* _Exercise_: Gather all lines in the records below that include the word "Humanos".

————

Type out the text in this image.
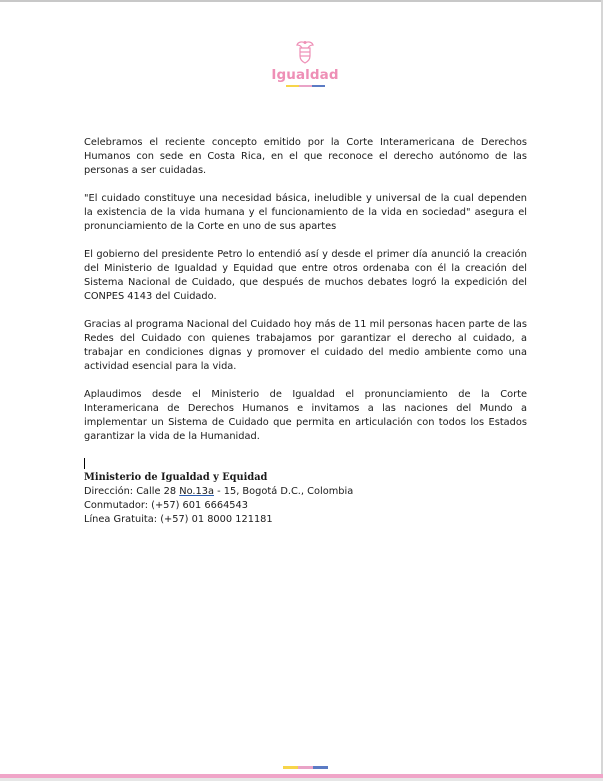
Igualdad

Celebramos el reciente concepto emitido por la Corte Interamericana de Derechos Humanos con sede en Costa Rica, en el que reconoce el derecho autónomo de las personas a ser cuidadas.

"El cuidado constituye una necesidad básica, ineludible y universal de la cual dependen la existencia de la vida humana y el funcionamiento de la vida en sociedad" asegura el pronunciamiento de la Corte en uno de sus apartes

El gobierno del presidente Petro lo entendió así y desde el primer día anunció la creación del Ministerio de Igualdad y Equidad que entre otros ordenaba con él la creación del Sistema Nacional de Cuidado, que después de muchos debates logró la expedición del CONPES 4143 del Cuidado.

Gracias al programa Nacional del Cuidado hoy más de 11 mil personas hacen parte de las Redes del Cuidado con quienes trabajamos por garantizar el derecho al cuidado, a trabajar en condiciones dignas y promover el cuidado del medio ambiente como una actividad esencial para la vida.

Aplaudimos desde el Ministerio de Igualdad el pronunciamiento de la Corte Interamericana de Derechos Humanos e invitamos a las naciones del Mundo a implementar un Sistema de Cuidado que permita en articulación con todos los Estados garantizar la vida de la Humanidad.

Ministerio de Igualdad y Equidad
Dirección: Calle 28 No.13a - 15, Bogotá D.C., Colombia
Conmutador: (+57) 601 6664543
Línea Gratuita: (+57) 01 8000 121181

————

* _Reply to the exercise_:
Celebramos el reciente concepto emitido por la Corte Interamericana de Derechos Humanos con sede en Costa Rica, en el que reconoce el derecho autónomo de las personas a ser cuidadas.
Aplaudimos desde el Ministerio de Igualdad el pronunciamiento de la Corte Interamericana de Derechos Humanos e invitamos a las naciones del Mundo a implementar un Sistema de Cuidado que permita en articulación con todos los Estados garantizar la vida de la Humanidad.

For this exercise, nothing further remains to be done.